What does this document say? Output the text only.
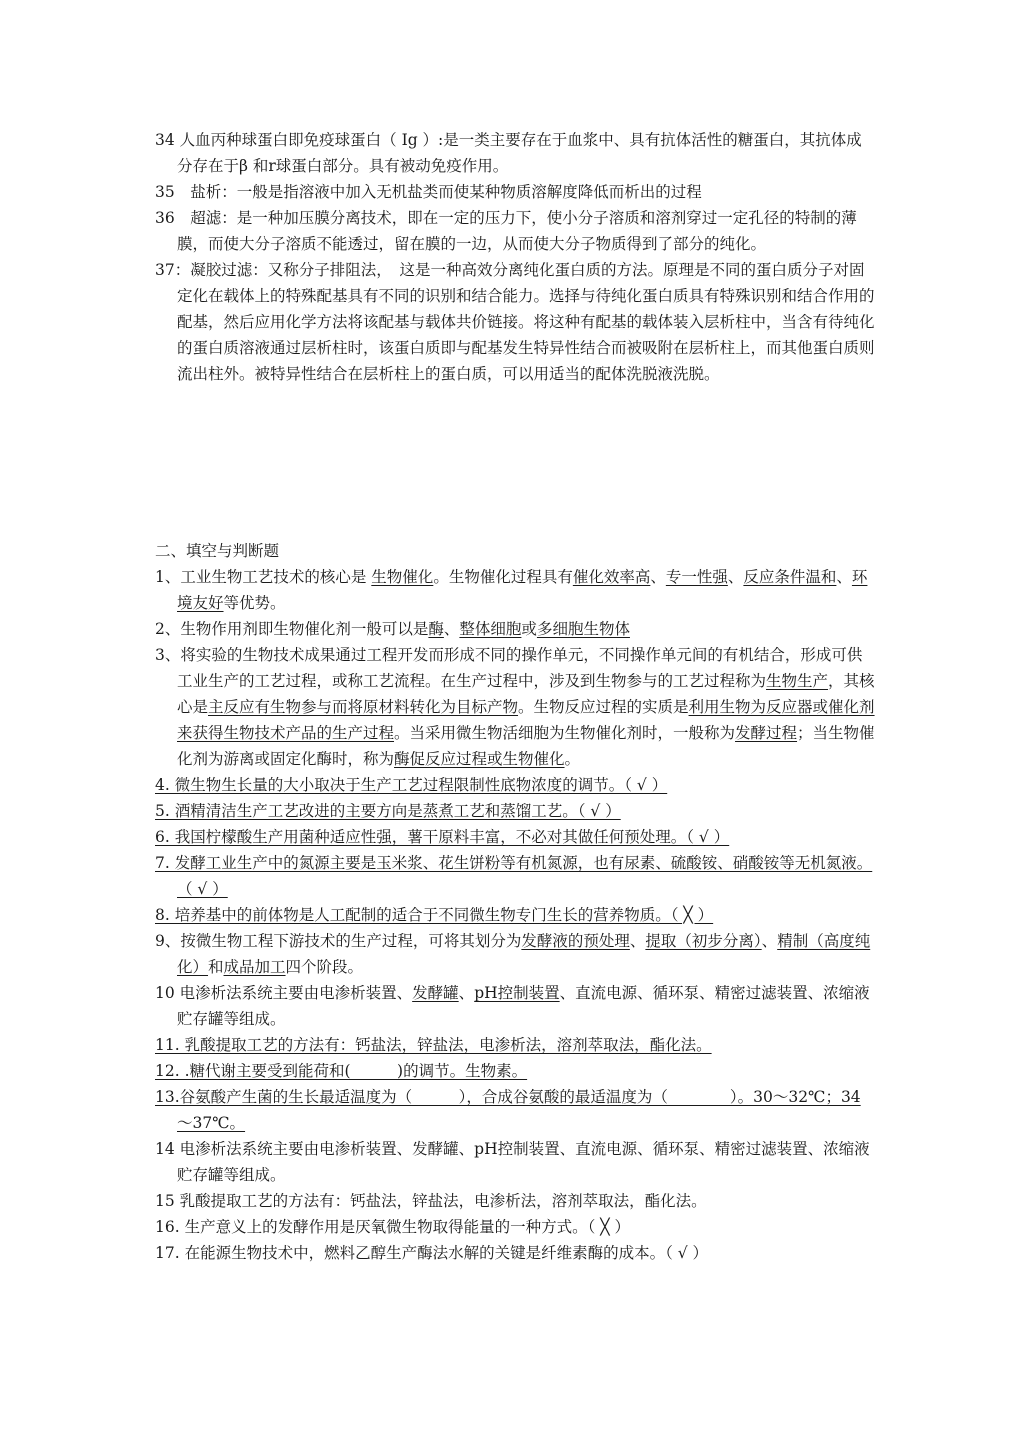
34 人血丙种球蛋白即免疫球蛋白（ Ig ）:是一类主要存在于血浆中、具有抗体活性的糖蛋白，其抗体成分存在于β 和r球蛋白部分。具有被动免疫作用。

35　盐析：一般是指溶液中加入无机盐类而使某种物质溶解度降低而析出的过程

36　超滤：是一种加压膜分离技术，即在一定的压力下，使小分子溶质和溶剂穿过一定孔径的特制的薄膜，而使大分子溶质不能透过，留在膜的一边，从而使大分子物质得到了部分的纯化。

37：凝胶过滤：又称分子排阻法，　这是一种高效分离纯化蛋白质的方法。原理是不同的蛋白质分子对固定化在载体上的特殊配基具有不同的识别和结合能力。选择与待纯化蛋白质具有特殊识别和结合作用的配基，然后应用化学方法将该配基与载体共价链接。将这种有配基的载体装入层析柱中，当含有待纯化的蛋白质溶液通过层析柱时，该蛋白质即与配基发生特异性结合而被吸附在层析柱上，而其他蛋白质则流出柱外。被特异性结合在层析柱上的蛋白质，可以用适当的配体洗脱液洗脱。

二、填空与判断题

1、工业生物工艺技术的核心是 生物催化。生物催化过程具有催化效率高、专一性强、反应条件温和、环境友好等优势。

2、生物作用剂即生物催化剂一般可以是酶、整体细胞或多细胞生物体

3、将实验的生物技术成果通过工程开发而形成不同的操作单元，不同操作单元间的有机结合，形成可供工业生产的工艺过程，或称工艺流程。在生产过程中，涉及到生物参与的工艺过程称为生物生产，其核心是主反应有生物参与而将原材料转化为目标产物。生物反应过程的实质是利用生物为反应器或催化剂来获得生物技术产品的生产过程。当采用微生物活细胞为生物催化剂时，一般称为发酵过程；当生物催化剂为游离或固定化酶时，称为酶促反应过程或生物催化。

4. 微生物生长量的大小取决于生产工艺过程限制性底物浓度的调节。（ √ ）

5. 酒精清洁生产工艺改进的主要方向是蒸煮工艺和蒸馏工艺。（ √ ）

6. 我国柠檬酸生产用菌种适应性强，薯干原料丰富，不必对其做任何预处理。（ √ ）

7. 发酵工业生产中的氮源主要是玉米浆、花生饼粉等有机氮源，也有尿素、硫酸铵、硝酸铵等无机氮液。（ √ ）

8. 培养基中的前体物是人工配制的适合于不同微生物专门生长的营养物质。（ ╳ ）

9、按微生物工程下游技术的生产过程，可将其划分为发酵液的预处理、提取（初步分离）、精制（高度纯化）和成品加工四个阶段。

10 电渗析法系统主要由电渗析装置、发酵罐、pH控制装置、直流电源、循环泵、精密过滤装置、浓缩液贮存罐等组成。

11. 乳酸提取工艺的方法有：钙盐法，锌盐法，电渗析法，溶剂萃取法，酯化法。

12. .糖代谢主要受到能荷和(　　　)的调节。生物素。

13.谷氨酸产生菌的生长最适温度为（　　　），合成谷氨酸的最适温度为（　　　　）。30～32℃；34～37℃。

14 电渗析法系统主要由电渗析装置、发酵罐、pH控制装置、直流电源、循环泵、精密过滤装置、浓缩液贮存罐等组成。

15 乳酸提取工艺的方法有：钙盐法，锌盐法，电渗析法，溶剂萃取法，酯化法。

16. 生产意义上的发酵作用是厌氧微生物取得能量的一种方式。（ ╳ ）

17. 在能源生物技术中，燃料乙醇生产酶法水解的关键是纤维素酶的成本。（ √ ）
++++++++++
- Exercise requirements -
Pick every line with "电渗析法系统主要由电渗析装置" in it and copy it.

- Response below -
10 电渗析法系统主要由电渗析装置、发酵罐、pH控制装置、直流电源、循环泵、精密过滤装置、浓缩液贮存罐等组成。
14 电渗析法系统主要由电渗析装置、发酵罐、pH控制装置、直流电源、循环泵、精密过滤装置、浓缩液贮存罐等组成。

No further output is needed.